Instructions to follow: Write the listing out again, all of it, word for word.

Records from a data collection
## START

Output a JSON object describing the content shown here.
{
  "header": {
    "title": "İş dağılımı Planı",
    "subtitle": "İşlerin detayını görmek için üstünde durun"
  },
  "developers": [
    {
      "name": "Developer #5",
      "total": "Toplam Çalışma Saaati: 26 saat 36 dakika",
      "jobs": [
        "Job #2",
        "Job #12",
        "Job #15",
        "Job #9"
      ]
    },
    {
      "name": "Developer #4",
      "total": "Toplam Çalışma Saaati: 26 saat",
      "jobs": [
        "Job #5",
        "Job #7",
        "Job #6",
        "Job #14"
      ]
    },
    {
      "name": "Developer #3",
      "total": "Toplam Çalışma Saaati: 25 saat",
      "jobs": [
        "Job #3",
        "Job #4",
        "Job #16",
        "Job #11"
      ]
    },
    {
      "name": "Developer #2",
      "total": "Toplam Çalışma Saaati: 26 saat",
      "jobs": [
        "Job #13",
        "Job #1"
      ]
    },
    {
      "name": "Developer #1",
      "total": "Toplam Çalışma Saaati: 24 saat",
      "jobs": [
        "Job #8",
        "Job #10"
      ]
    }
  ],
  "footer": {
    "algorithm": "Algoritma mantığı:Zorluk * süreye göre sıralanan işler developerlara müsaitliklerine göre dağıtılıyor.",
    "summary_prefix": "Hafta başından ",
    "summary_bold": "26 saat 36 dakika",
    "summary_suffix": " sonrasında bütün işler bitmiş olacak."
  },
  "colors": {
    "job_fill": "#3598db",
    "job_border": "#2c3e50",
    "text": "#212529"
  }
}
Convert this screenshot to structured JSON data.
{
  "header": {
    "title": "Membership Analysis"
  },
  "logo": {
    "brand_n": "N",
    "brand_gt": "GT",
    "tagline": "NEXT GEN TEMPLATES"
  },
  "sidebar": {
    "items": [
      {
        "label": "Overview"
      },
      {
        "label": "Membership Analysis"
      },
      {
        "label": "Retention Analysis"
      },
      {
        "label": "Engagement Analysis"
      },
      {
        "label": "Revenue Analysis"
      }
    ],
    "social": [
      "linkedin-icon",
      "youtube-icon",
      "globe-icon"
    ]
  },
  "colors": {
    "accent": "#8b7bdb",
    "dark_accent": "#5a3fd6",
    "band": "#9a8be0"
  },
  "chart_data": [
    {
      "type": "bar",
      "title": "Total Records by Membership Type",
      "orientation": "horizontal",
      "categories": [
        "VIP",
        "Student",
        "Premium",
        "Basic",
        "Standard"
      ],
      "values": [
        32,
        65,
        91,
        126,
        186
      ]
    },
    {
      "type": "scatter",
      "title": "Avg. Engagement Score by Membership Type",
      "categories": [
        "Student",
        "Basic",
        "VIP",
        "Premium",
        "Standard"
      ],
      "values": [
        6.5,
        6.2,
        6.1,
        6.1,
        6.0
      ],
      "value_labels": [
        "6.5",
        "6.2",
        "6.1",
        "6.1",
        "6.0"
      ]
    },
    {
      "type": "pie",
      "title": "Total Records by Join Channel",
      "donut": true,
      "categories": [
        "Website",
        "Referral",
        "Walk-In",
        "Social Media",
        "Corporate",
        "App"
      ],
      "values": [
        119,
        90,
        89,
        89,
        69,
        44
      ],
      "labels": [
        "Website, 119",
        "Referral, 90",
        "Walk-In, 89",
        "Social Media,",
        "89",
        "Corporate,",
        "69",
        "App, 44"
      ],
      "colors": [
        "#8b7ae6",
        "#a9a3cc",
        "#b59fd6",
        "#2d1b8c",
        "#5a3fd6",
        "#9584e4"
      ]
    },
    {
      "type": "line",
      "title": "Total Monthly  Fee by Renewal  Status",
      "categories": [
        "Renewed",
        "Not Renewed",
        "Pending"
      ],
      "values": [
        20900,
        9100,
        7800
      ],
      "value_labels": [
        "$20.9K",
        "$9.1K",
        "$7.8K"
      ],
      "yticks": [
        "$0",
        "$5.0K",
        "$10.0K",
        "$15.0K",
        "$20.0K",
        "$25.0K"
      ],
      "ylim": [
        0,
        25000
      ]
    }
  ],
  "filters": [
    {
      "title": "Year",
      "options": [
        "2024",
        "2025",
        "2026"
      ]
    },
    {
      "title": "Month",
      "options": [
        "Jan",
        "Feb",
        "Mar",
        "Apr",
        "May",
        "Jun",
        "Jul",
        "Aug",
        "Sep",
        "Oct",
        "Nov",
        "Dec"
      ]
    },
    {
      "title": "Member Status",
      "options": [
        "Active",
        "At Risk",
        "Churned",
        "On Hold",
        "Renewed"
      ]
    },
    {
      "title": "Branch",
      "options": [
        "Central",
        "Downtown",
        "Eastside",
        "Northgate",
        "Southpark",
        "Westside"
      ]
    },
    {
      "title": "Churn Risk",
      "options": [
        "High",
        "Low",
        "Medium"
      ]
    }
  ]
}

## END

Answer to the exercise:
Output a JSON object describing the content shown here.
{
  "header": {
    "title": "İş dağılımı Planı",
    "subtitle": "İşlerin detayını görmek için üstünde durun"
  },
  "developers": [
    {
      "name": "Developer #5",
      "total": "Toplam Çalışma Saaati: 26 saat 36 dakika",
      "jobs": [
        "Job #2",
        "Job #12",
        "Job #15",
        "Job #9"
      ]
    },
    {
      "name": "Developer #4",
      "total": "Toplam Çalışma Saaati: 26 saat",
      "jobs": [
        "Job #5",
        "Job #7",
        "Job #6",
        "Job #14"
      ]
    },
    {
      "name": "Developer #3",
      "total": "Toplam Çalışma Saaati: 25 saat",
      "jobs": [
        "Job #3",
        "Job #4",
        "Job #16",
        "Job #11"
      ]
    },
    {
      "name": "Developer #2",
      "total": "Toplam Çalışma Saaati: 26 saat",
      "jobs": [
        "Job #13",
        "Job #1"
      ]
    },
    {
      "name": "Developer #1",
      "total": "Toplam Çalışma Saaati: 24 saat",
      "jobs": [
        "Job #8",
        "Job #10"
      ]
    }
  ],
  "footer": {
    "algorithm": "Algoritma mantığı:Zorluk * süreye göre sıralanan işler developerlara müsaitliklerine göre dağıtılıyor.",
    "summary_prefix": "Hafta başından ",
    "summary_bold": "26 saat 36 dakika",
    "summary_suffix": " sonrasında bütün işler bitmiş olacak."
  },
  "colors": {
    "job_fill": "#3598db",
    "job_border": "#2c3e50",
    "text": "#212529"
  }
}
Convert this screenshot to structured JSON data.
{
  "header": {
    "title": "Membership Analysis"
  },
  "logo": {
    "brand_n": "N",
    "brand_gt": "GT",
    "tagline": "NEXT GEN TEMPLATES"
  },
  "sidebar": {
    "items": [
      {
        "label": "Overview"
      },
      {
        "label": "Membership Analysis"
      },
      {
        "label": "Retention Analysis"
      },
      {
        "label": "Engagement Analysis"
      },
      {
        "label": "Revenue Analysis"
      }
    ],
    "social": [
      "linkedin-icon",
      "youtube-icon",
      "globe-icon"
    ]
  },
  "colors": {
    "accent": "#8b7bdb",
    "dark_accent": "#5a3fd6",
    "band": "#9a8be0"
  },
  "chart_data": [
    {
      "type": "bar",
      "title": "Total Records by Membership Type",
      "orientation": "horizontal",
      "categories": [
        "VIP",
        "Student",
        "Premium",
        "Basic",
        "Standard"
      ],
      "values": [
        32,
        65,
        91,
        126,
        186
      ]
    },
    {
      "type": "scatter",
      "title": "Avg. Engagement Score by Membership Type",
      "categories": [
        "Student",
        "Basic",
        "VIP",
        "Premium",
        "Standard"
      ],
      "values": [
        6.5,
        6.2,
        6.1,
        6.1,
        6.0
      ],
      "value_labels": [
        "6.5",
        "6.2",
        "6.1",
        "6.1",
        "6.0"
      ]
    },
    {
      "type": "pie",
      "title": "Total Records by Join Channel",
      "donut": true,
      "categories": [
        "Website",
        "Referral",
        "Walk-In",
        "Social Media",
        "Corporate",
        "App"
      ],
      "values": [
        119,
        90,
        89,
        89,
        69,
        44
      ],
      "labels": [
        "Website, 119",
        "Referral, 90",
        "Walk-In, 89",
        "Social Media,",
        "89",
        "Corporate,",
        "69",
        "App, 44"
      ],
      "colors": [
        "#8b7ae6",
        "#a9a3cc",
        "#b59fd6",
        "#2d1b8c",
        "#5a3fd6",
        "#9584e4"
      ]
    },
    {
      "type": "line",
      "title": "Total Monthly  Fee by Renewal  Status",
      "categories": [
        "Renewed",
        "Not Renewed",
        "Pending"
      ],
      "values": [
        20900,
        9100,
        7800
      ],
      "value_labels": [
        "$20.9K",
        "$9.1K",
        "$7.8K"
      ],
      "yticks": [
        "$0",
        "$5.0K",
        "$10.0K",
        "$15.0K",
        "$20.0K",
        "$25.0K"
      ],
      "ylim": [
        0,
        25000
      ]
    }
  ],
  "filters": [
    {
      "title": "Year",
      "options": [
        "2024",
        "2025",
        "2026"
      ]
    },
    {
      "title": "Month",
      "options": [
        "Jan",
        "Feb",
        "Mar",
        "Apr",
        "May",
        "Jun",
        "Jul",
        "Aug",
        "Sep",
        "Oct",
        "Nov",
        "Dec"
      ]
    },
    {
      "title": "Member Status",
      "options": [
        "Active",
        "At Risk",
        "Churned",
        "On Hold",
        "Renewed"
      ]
    },
    {
      "title": "Branch",
      "options": [
        "Central",
        "Downtown",
        "Eastside",
        "Northgate",
        "Southpark",
        "Westside"
      ]
    },
    {
      "title": "Churn Risk",
      "options": [
        "High",
        "Low",
        "Medium"
      ]
    }
  ]
}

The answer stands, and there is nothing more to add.